The ongoing confrontation between the anti-establishment government in Italy and the European Commission has intensified over the few last weeks, with Rome insisting on increasing its spending next year, despite the EU’s disapproval. The concern in Brussels is that the higher spending will increase Italy’s debt pile, which is already the second largest in the euro zone.

“I think it is important the European Union give them some leeway and allow them to have some kind of deficit,” Bryn Jones, Head of Fixed Income at Rathbones, told CNBC on Friday morning.

“I think the Italians are actually in a very strong negotiation position. If they (the EU) don’t want to jettison Italy from Europe, the whole project dies. They have to be quite sensible,” Jones said on “Squawk Box Europe.”

On Thursday, the Brussels-based institution sent a letter to the Italian finance minister, Giovanni Tria, warning him that the 2019 budget draft seemed to point to a “particularly serious non-compliance with the budgetary policy obligations laid down” in European rules.

The Italian government has until Monday to reply to the commission’s latest letter. If from that response, the commission still believes that the budget is in serious non-compliance, it has two weeks to adopt an opinion and request a new draft budget within three weeks.

The dispute has also caused unease among market players. The yield on the 10-year Italian bond returned on Friday morning to levels not seen since 2014, hitting 3.73 percent as the dispute with Brussels intensified.

Jones told CNBC that despite the high yield, which gives investors high returns, he would rather wait to see what happens before taking a position.

“The Yields are currently very high, but I wouldn’t be adding to them until this story plays out a little bit. I am not that confident that we will get to a solution in the very-short term,” Jones said.

Earlier on Friday, the previous head of the Eurogroup, dubbed the Italian budget story as “pretty worrisome.” Jeroen Dijsselbloem, told CNBC that if Italy were to turn into a crisis mode, it would be an “implosion,” given the way that its economy is organized.

“If the Italian crisis becomes a major crisis, it will mainly implode into the Italian economy … as opposed to spreading around Europe,” he said. “Because of the way that the Italian economy and the Italian banks are financed, it’s going to be an implosion rather than an explosion.”

* **Provided material**
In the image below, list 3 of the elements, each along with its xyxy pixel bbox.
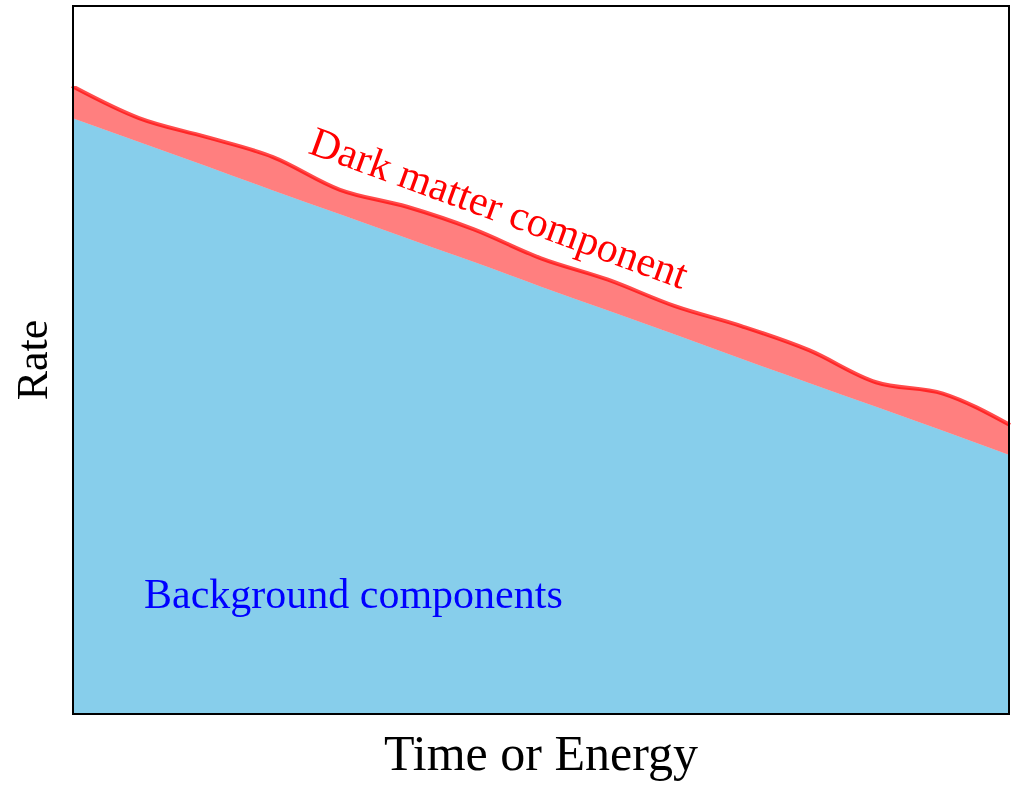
y-axis-title: Rate <box>6 319 58 401</box>
x-axis-title: Time or Energy <box>383 724 699 782</box>
series-label: Background components <box>144 570 563 618</box>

* **Problems to work on**
**A)** List every person the Italy budget text mentions by name.
**B)** In the Italy budget text, echo the passage from "Jones told CNBC" up to and including "economy is organized.".

* **The answers**
**A)** Bryn Jones, Giovanni Tria, Jeroen Dijsselbloem

**B)**
Jones told CNBC that despite the high yield, which gives investors high returns, he would rather wait to see what happens before taking a position.

“The Yields are currently very high, but I wouldn’t be adding to them until this story plays out a little bit. I am not that confident that we will get to a solution in the very-short term,” Jones said.

Earlier on Friday, the previous head of the Eurogroup, dubbed the Italian budget story as “pretty worrisome.” Jeroen Dijsselbloem, told CNBC that if Italy were to turn into a crisis mode, it would be an “implosion,” given the way that its economy is organized.